* TASK OBJECTIVE: Return the listing word for word, as given.

* DATASET EXCERPTS:

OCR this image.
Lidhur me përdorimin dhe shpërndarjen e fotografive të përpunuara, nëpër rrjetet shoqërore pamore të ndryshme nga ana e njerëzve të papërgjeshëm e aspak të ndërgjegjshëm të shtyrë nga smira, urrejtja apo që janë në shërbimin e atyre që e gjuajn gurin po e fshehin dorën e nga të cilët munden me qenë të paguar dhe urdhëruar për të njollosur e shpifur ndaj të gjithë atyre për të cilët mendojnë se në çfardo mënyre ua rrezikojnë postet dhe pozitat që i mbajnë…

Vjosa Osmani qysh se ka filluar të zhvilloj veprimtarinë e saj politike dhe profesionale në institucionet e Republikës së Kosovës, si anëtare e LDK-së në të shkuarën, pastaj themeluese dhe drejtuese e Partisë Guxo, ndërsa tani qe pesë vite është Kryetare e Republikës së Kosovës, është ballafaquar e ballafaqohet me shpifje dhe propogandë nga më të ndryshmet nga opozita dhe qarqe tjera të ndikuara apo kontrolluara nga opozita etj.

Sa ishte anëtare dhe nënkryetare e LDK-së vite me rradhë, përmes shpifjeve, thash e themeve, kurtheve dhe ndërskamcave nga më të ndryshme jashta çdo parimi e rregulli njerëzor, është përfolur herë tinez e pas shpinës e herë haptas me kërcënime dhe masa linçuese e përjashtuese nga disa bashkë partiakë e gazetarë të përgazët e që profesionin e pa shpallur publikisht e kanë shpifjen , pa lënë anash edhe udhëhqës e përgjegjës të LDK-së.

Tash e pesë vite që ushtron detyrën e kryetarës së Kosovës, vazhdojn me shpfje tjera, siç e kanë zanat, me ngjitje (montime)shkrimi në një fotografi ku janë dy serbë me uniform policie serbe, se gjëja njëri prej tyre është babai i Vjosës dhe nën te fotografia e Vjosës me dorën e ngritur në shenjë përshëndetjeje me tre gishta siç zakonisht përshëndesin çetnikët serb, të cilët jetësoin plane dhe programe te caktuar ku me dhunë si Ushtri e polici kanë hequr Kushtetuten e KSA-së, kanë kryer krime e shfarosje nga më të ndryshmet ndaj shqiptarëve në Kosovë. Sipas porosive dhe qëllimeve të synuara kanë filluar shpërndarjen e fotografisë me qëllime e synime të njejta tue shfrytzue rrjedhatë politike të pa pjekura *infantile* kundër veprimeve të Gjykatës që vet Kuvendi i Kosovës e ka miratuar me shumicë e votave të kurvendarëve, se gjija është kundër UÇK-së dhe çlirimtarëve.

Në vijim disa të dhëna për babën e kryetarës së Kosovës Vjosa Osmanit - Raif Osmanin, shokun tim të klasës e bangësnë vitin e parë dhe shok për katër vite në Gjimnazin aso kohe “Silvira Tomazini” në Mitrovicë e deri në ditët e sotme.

* TASK RESULT:
OCR this image.
Lidhur me përdorimin dhe shpërndarjen e fotografive të përpunuara, nëpër rrjetet shoqërore pamore të ndryshme nga ana e njerëzve të papërgjeshëm e aspak të ndërgjegjshëm të shtyrë nga smira, urrejtja apo që janë në shërbimin e atyre që e gjuajn gurin po e fshehin dorën e nga të cilët munden me qenë të paguar dhe urdhëruar për të njollosur e shpifur ndaj të gjithë atyre për të cilët mendojnë se në çfardo mënyre ua rrezikojnë postet dhe pozitat që i mbajnë…

Vjosa Osmani qysh se ka filluar të zhvilloj veprimtarinë e saj politike dhe profesionale në institucionet e Republikës së Kosovës, si anëtare e LDK-së në të shkuarën, pastaj themeluese dhe drejtuese e Partisë Guxo, ndërsa tani qe pesë vite është Kryetare e Republikës së Kosovës, është ballafaquar e ballafaqohet me shpifje dhe propogandë nga më të ndryshmet nga opozita dhe qarqe tjera të ndikuara apo kontrolluara nga opozita etj.

Sa ishte anëtare dhe nënkryetare e LDK-së vite me rradhë, përmes shpifjeve, thash e themeve, kurtheve dhe ndërskamcave nga më të ndryshme jashta çdo parimi e rregulli njerëzor, është përfolur herë tinez e pas shpinës e herë haptas me kërcënime dhe masa linçuese e përjashtuese nga disa bashkë partiakë e gazetarë të përgazët e që profesionin e pa shpallur publikisht e kanë shpifjen , pa lënë anash edhe udhëhqës e përgjegjës të LDK-së.

Tash e pesë vite që ushtron detyrën e kryetarës së Kosovës, vazhdojn me shpfje tjera, siç e kanë zanat, me ngjitje (montime)shkrimi në një fotografi ku janë dy serbë me uniform policie serbe, se gjëja njëri prej tyre është babai i Vjosës dhe nën te fotografia e Vjosës me dorën e ngritur në shenjë përshëndetjeje me tre gishta siç zakonisht përshëndesin çetnikët serb, të cilët jetësoin plane dhe programe te caktuar ku me dhunë si Ushtri e polici kanë hequr Kushtetuten e KSA-së, kanë kryer krime e shfarosje nga më të ndryshmet ndaj shqiptarëve në Kosovë. Sipas porosive dhe qëllimeve të synuara kanë filluar shpërndarjen e fotografisë me qëllime e synime të njejta tue shfrytzue rrjedhatë politike të pa pjekura *infantile* kundër veprimeve të Gjykatës që vet Kuvendi i Kosovës e ka miratuar me shumicë e votave të kurvendarëve, se gjija është kundër UÇK-së dhe çlirimtarëve.

Në vijim disa të dhëna për babën e kryetarës së Kosovës Vjosa Osmanit - Raif Osmanin, shokun tim të klasës e bangësnë vitin e parë dhe shok për katër vite në Gjimnazin aso kohe “Silvira Tomazini” në Mitrovicë e deri në ditët e sotme.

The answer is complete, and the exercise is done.